» INSTRUCTIONS FOR THE TASK
Write out all the data again, exactly as it stands.

» STORED RECORDS

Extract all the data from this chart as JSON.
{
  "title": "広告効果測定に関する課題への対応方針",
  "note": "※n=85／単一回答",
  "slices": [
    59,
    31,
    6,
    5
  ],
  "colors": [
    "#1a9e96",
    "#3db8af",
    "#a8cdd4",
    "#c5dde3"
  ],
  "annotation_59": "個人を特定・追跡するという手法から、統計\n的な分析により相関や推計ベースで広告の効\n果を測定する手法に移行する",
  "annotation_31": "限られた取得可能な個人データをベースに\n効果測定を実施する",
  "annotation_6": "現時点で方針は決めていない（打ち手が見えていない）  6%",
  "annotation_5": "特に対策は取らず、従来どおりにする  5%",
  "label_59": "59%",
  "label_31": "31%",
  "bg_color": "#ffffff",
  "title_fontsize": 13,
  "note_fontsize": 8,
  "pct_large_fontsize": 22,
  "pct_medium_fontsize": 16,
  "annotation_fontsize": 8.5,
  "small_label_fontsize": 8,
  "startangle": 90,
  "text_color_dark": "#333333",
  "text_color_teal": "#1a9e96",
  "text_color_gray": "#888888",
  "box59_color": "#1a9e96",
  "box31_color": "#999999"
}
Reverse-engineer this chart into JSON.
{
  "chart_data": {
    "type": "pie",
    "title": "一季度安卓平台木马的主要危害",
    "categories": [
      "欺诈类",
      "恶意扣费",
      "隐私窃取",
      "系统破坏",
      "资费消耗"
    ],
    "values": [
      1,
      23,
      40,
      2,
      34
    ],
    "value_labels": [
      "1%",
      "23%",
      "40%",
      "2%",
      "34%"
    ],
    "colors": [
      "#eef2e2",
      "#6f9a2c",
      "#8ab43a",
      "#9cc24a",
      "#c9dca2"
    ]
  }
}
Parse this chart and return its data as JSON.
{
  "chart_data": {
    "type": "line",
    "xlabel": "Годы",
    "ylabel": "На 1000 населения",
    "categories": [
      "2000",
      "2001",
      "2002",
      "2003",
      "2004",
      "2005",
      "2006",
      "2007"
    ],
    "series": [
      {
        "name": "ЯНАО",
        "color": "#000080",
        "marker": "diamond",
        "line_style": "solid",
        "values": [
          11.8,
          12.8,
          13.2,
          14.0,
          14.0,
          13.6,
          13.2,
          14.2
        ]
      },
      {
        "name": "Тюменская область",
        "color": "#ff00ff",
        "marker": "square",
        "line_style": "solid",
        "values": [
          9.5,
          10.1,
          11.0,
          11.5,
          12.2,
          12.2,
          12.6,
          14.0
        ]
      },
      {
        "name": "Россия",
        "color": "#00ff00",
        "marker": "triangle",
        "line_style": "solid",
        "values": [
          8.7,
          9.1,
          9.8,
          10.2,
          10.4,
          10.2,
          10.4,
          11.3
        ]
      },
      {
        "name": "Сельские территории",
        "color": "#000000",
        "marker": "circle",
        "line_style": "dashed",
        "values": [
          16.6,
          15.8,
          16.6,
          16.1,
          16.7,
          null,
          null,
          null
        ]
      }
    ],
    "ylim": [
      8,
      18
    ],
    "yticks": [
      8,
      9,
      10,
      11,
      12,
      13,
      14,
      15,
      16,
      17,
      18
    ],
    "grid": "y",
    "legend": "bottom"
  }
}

» EXERCISE SOLUTION
Extract all the data from this chart as JSON.
{
  "title": "広告効果測定に関する課題への対応方針",
  "note": "※n=85／単一回答",
  "slices": [
    59,
    31,
    6,
    5
  ],
  "colors": [
    "#1a9e96",
    "#3db8af",
    "#a8cdd4",
    "#c5dde3"
  ],
  "annotation_59": "個人を特定・追跡するという手法から、統計\n的な分析により相関や推計ベースで広告の効\n果を測定する手法に移行する",
  "annotation_31": "限られた取得可能な個人データをベースに\n効果測定を実施する",
  "annotation_6": "現時点で方針は決めていない（打ち手が見えていない）  6%",
  "annotation_5": "特に対策は取らず、従来どおりにする  5%",
  "label_59": "59%",
  "label_31": "31%",
  "bg_color": "#ffffff",
  "title_fontsize": 13,
  "note_fontsize": 8,
  "pct_large_fontsize": 22,
  "pct_medium_fontsize": 16,
  "annotation_fontsize": 8.5,
  "small_label_fontsize": 8,
  "startangle": 90,
  "text_color_dark": "#333333",
  "text_color_teal": "#1a9e96",
  "text_color_gray": "#888888",
  "box59_color": "#1a9e96",
  "box31_color": "#999999"
}
Reverse-engineer this chart into JSON.
{
  "chart_data": {
    "type": "pie",
    "title": "一季度安卓平台木马的主要危害",
    "categories": [
      "欺诈类",
      "恶意扣费",
      "隐私窃取",
      "系统破坏",
      "资费消耗"
    ],
    "values": [
      1,
      23,
      40,
      2,
      34
    ],
    "value_labels": [
      "1%",
      "23%",
      "40%",
      "2%",
      "34%"
    ],
    "colors": [
      "#eef2e2",
      "#6f9a2c",
      "#8ab43a",
      "#9cc24a",
      "#c9dca2"
    ]
  }
}
Parse this chart and return its data as JSON.
{
  "chart_data": {
    "type": "line",
    "xlabel": "Годы",
    "ylabel": "На 1000 населения",
    "categories": [
      "2000",
      "2001",
      "2002",
      "2003",
      "2004",
      "2005",
      "2006",
      "2007"
    ],
    "series": [
      {
        "name": "ЯНАО",
        "color": "#000080",
        "marker": "diamond",
        "line_style": "solid",
        "values": [
          11.8,
          12.8,
          13.2,
          14.0,
          14.0,
          13.6,
          13.2,
          14.2
        ]
      },
      {
        "name": "Тюменская область",
        "color": "#ff00ff",
        "marker": "square",
        "line_style": "solid",
        "values": [
          9.5,
          10.1,
          11.0,
          11.5,
          12.2,
          12.2,
          12.6,
          14.0
        ]
      },
      {
        "name": "Россия",
        "color": "#00ff00",
        "marker": "triangle",
        "line_style": "solid",
        "values": [
          8.7,
          9.1,
          9.8,
          10.2,
          10.4,
          10.2,
          10.4,
          11.3
        ]
      },
      {
        "name": "Сельские территории",
        "color": "#000000",
        "marker": "circle",
        "line_style": "dashed",
        "values": [
          16.6,
          15.8,
          16.6,
          16.1,
          16.7,
          null,
          null,
          null
        ]
      }
    ],
    "ylim": [
      8,
      18
    ],
    "yticks": [
      8,
      9,
      10,
      11,
      12,
      13,
      14,
      15,
      16,
      17,
      18
    ],
    "grid": "y",
    "legend": "bottom"
  }
}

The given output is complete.